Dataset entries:
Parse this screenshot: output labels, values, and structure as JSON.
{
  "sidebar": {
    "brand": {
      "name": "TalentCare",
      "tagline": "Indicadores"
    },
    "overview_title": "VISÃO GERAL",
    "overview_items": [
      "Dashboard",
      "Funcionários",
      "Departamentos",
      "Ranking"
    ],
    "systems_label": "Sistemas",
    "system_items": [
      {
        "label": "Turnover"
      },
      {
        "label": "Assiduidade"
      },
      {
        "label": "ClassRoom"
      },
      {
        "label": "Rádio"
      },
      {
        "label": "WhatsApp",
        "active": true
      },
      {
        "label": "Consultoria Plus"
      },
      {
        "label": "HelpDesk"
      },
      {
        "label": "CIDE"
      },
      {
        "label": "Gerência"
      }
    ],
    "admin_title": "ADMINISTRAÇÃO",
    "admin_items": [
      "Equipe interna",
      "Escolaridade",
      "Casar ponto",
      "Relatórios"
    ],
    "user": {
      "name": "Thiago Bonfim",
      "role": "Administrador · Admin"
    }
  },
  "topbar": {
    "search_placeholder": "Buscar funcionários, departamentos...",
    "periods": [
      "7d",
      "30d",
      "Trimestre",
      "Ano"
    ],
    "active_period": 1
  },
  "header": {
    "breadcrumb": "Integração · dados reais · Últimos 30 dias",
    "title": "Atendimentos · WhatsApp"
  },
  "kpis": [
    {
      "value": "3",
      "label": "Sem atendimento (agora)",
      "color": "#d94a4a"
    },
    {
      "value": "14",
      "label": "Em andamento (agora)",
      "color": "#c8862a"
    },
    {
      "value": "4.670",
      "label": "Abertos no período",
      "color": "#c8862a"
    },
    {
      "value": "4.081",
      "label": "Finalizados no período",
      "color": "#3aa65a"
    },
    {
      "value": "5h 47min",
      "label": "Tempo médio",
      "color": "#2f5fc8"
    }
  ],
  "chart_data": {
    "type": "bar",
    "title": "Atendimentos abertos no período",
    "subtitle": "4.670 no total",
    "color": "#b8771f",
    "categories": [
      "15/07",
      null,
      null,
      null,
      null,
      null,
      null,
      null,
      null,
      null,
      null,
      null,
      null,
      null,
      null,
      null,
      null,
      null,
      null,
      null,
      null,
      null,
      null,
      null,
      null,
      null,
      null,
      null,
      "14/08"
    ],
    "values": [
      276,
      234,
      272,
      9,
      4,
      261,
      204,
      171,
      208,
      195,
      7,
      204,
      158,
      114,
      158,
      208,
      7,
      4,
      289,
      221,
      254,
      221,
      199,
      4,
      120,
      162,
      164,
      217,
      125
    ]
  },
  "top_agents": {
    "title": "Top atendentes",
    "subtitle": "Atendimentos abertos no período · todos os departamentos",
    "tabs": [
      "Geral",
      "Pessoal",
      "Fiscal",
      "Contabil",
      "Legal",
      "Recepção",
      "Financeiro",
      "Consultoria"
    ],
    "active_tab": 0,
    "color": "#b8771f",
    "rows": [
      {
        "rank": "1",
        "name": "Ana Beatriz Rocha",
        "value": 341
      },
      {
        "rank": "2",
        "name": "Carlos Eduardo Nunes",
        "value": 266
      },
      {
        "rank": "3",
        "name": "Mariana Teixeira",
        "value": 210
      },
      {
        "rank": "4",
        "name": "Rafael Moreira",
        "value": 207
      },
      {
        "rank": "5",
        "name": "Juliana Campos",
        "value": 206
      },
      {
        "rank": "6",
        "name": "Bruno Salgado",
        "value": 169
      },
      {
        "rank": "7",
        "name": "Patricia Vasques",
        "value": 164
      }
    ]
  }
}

→ Stated exercise
Reproduce the whole listing word for word.

→ Solution
Parse this screenshot: output labels, values, and structure as JSON.
{
  "sidebar": {
    "brand": {
      "name": "TalentCare",
      "tagline": "Indicadores"
    },
    "overview_title": "VISÃO GERAL",
    "overview_items": [
      "Dashboard",
      "Funcionários",
      "Departamentos",
      "Ranking"
    ],
    "systems_label": "Sistemas",
    "system_items": [
      {
        "label": "Turnover"
      },
      {
        "label": "Assiduidade"
      },
      {
        "label": "ClassRoom"
      },
      {
        "label": "Rádio"
      },
      {
        "label": "WhatsApp",
        "active": true
      },
      {
        "label": "Consultoria Plus"
      },
      {
        "label": "HelpDesk"
      },
      {
        "label": "CIDE"
      },
      {
        "label": "Gerência"
      }
    ],
    "admin_title": "ADMINISTRAÇÃO",
    "admin_items": [
      "Equipe interna",
      "Escolaridade",
      "Casar ponto",
      "Relatórios"
    ],
    "user": {
      "name": "Thiago Bonfim",
      "role": "Administrador · Admin"
    }
  },
  "topbar": {
    "search_placeholder": "Buscar funcionários, departamentos...",
    "periods": [
      "7d",
      "30d",
      "Trimestre",
      "Ano"
    ],
    "active_period": 1
  },
  "header": {
    "breadcrumb": "Integração · dados reais · Últimos 30 dias",
    "title": "Atendimentos · WhatsApp"
  },
  "kpis": [
    {
      "value": "3",
      "label": "Sem atendimento (agora)",
      "color": "#d94a4a"
    },
    {
      "value": "14",
      "label": "Em andamento (agora)",
      "color": "#c8862a"
    },
    {
      "value": "4.670",
      "label": "Abertos no período",
      "color": "#c8862a"
    },
    {
      "value": "4.081",
      "label": "Finalizados no período",
      "color": "#3aa65a"
    },
    {
      "value": "5h 47min",
      "label": "Tempo médio",
      "color": "#2f5fc8"
    }
  ],
  "chart_data": {
    "type": "bar",
    "title": "Atendimentos abertos no período",
    "subtitle": "4.670 no total",
    "color": "#b8771f",
    "categories": [
      "15/07",
      null,
      null,
      null,
      null,
      null,
      null,
      null,
      null,
      null,
      null,
      null,
      null,
      null,
      null,
      null,
      null,
      null,
      null,
      null,
      null,
      null,
      null,
      null,
      null,
      null,
      null,
      null,
      "14/08"
    ],
    "values": [
      276,
      234,
      272,
      9,
      4,
      261,
      204,
      171,
      208,
      195,
      7,
      204,
      158,
      114,
      158,
      208,
      7,
      4,
      289,
      221,
      254,
      221,
      199,
      4,
      120,
      162,
      164,
      217,
      125
    ]
  },
  "top_agents": {
    "title": "Top atendentes",
    "subtitle": "Atendimentos abertos no período · todos os departamentos",
    "tabs": [
      "Geral",
      "Pessoal",
      "Fiscal",
      "Contabil",
      "Legal",
      "Recepção",
      "Financeiro",
      "Consultoria"
    ],
    "active_tab": 0,
    "color": "#b8771f",
    "rows": [
      {
        "rank": "1",
        "name": "Ana Beatriz Rocha",
        "value": 341
      },
      {
        "rank": "2",
        "name": "Carlos Eduardo Nunes",
        "value": 266
      },
      {
        "rank": "3",
        "name": "Mariana Teixeira",
        "value": 210
      },
      {
        "rank": "4",
        "name": "Rafael Moreira",
        "value": 207
      },
      {
        "rank": "5",
        "name": "Juliana Campos",
        "value": 206
      },
      {
        "rank": "6",
        "name": "Bruno Salgado",
        "value": 169
      },
      {
        "rank": "7",
        "name": "Patricia Vasques",
        "value": 164
      }
    ]
  }
}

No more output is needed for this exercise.